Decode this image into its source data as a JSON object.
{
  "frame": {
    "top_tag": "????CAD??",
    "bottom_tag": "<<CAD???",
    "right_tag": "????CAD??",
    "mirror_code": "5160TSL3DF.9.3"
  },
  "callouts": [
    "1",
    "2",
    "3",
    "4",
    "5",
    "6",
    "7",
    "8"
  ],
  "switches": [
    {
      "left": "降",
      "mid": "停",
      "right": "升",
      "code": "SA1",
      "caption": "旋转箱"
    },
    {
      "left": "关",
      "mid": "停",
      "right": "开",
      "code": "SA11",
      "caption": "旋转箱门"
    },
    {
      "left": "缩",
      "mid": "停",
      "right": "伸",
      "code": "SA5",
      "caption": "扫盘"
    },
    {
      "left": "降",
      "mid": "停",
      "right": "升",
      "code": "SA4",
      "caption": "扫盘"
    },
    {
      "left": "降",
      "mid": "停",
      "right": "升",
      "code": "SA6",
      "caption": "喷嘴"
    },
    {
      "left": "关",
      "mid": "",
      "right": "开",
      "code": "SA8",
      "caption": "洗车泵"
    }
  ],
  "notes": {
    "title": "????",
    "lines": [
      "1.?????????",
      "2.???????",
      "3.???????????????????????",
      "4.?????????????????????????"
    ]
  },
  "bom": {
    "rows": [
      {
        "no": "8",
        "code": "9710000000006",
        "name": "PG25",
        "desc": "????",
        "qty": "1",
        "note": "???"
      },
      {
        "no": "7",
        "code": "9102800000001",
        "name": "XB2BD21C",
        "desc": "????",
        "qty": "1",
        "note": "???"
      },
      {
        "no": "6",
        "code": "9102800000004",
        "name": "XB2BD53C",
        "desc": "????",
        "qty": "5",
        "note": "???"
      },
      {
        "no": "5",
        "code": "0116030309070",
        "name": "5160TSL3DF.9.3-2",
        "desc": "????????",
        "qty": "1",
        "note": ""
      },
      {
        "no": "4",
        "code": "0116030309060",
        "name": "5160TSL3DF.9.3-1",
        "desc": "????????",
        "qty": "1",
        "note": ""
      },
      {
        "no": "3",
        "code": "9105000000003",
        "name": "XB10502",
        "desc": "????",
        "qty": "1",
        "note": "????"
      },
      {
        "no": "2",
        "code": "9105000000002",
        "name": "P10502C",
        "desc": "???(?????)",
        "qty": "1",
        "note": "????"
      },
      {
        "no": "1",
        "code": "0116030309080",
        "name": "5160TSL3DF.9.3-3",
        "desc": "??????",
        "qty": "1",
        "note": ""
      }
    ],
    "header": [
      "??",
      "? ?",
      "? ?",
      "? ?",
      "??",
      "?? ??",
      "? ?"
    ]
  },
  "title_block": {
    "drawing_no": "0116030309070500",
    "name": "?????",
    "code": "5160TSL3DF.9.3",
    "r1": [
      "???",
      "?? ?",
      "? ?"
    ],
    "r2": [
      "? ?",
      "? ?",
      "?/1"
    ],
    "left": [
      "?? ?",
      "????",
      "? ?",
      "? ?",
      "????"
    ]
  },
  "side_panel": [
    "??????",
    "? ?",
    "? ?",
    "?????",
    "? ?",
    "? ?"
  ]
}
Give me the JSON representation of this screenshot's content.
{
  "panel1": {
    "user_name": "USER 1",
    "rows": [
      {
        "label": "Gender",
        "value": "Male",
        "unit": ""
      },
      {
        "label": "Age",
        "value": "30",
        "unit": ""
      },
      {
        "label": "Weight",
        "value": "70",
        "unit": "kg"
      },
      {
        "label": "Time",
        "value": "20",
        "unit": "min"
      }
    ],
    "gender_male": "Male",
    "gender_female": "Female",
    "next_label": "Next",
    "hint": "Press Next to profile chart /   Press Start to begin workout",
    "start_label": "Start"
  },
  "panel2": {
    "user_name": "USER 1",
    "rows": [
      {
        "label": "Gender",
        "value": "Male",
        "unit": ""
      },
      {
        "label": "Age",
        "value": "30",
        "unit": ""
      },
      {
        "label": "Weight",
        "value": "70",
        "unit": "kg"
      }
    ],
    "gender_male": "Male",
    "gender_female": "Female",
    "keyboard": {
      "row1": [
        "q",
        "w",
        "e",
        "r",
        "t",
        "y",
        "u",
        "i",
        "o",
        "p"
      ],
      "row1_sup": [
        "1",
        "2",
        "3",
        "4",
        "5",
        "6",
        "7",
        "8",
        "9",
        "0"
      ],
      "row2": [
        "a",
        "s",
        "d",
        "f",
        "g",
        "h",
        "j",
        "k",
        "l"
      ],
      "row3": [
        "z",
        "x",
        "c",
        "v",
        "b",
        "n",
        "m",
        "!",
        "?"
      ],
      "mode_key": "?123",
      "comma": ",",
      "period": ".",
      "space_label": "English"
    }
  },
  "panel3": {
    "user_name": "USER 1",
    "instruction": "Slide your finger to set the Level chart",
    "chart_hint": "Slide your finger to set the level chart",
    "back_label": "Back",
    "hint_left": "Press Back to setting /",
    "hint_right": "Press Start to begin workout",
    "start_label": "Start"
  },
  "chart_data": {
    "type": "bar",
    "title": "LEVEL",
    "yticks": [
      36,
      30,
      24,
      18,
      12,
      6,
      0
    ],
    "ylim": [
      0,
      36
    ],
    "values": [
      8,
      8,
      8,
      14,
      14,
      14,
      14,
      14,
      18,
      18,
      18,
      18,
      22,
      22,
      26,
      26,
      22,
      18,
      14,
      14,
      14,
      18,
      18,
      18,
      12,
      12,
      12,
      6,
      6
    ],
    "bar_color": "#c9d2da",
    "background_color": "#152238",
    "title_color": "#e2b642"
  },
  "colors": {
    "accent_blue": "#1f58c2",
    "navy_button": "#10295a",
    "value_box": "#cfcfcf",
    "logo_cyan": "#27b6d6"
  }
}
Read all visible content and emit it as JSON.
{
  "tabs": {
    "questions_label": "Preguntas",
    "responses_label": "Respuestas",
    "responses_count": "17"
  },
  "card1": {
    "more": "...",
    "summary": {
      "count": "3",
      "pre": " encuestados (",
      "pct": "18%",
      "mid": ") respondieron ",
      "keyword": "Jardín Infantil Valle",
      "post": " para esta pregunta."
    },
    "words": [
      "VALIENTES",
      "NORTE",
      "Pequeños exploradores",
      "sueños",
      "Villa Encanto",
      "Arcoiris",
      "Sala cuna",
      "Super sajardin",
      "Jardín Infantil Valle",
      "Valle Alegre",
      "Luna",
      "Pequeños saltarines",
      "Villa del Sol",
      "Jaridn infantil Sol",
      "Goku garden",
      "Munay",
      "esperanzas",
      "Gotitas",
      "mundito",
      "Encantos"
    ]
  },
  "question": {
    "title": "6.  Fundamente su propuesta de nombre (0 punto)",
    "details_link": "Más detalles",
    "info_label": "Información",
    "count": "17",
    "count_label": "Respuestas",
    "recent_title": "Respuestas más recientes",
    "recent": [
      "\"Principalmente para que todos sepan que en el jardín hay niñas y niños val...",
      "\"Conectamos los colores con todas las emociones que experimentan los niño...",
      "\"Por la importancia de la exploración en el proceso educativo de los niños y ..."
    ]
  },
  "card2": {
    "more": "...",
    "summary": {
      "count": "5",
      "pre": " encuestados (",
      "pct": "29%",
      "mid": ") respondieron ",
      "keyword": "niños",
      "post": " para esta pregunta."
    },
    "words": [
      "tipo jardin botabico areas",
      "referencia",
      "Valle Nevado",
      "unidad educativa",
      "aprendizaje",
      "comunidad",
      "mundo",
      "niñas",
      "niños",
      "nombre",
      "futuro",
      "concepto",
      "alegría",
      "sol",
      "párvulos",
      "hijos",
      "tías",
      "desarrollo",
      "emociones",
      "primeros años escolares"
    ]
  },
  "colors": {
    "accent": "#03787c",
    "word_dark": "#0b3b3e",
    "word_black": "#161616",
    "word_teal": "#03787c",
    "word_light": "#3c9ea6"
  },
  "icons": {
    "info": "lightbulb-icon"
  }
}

• • • •

# GOAL:
Copy down every line of the material above that includes the string "caption".

# OUTPUT OF THE TASK:
      "caption": "旋转箱"
      "caption": "旋转箱门"
      "caption": "扫盘"
      "caption": "扫盘"
      "caption": "喷嘴"
      "caption": "洗车泵"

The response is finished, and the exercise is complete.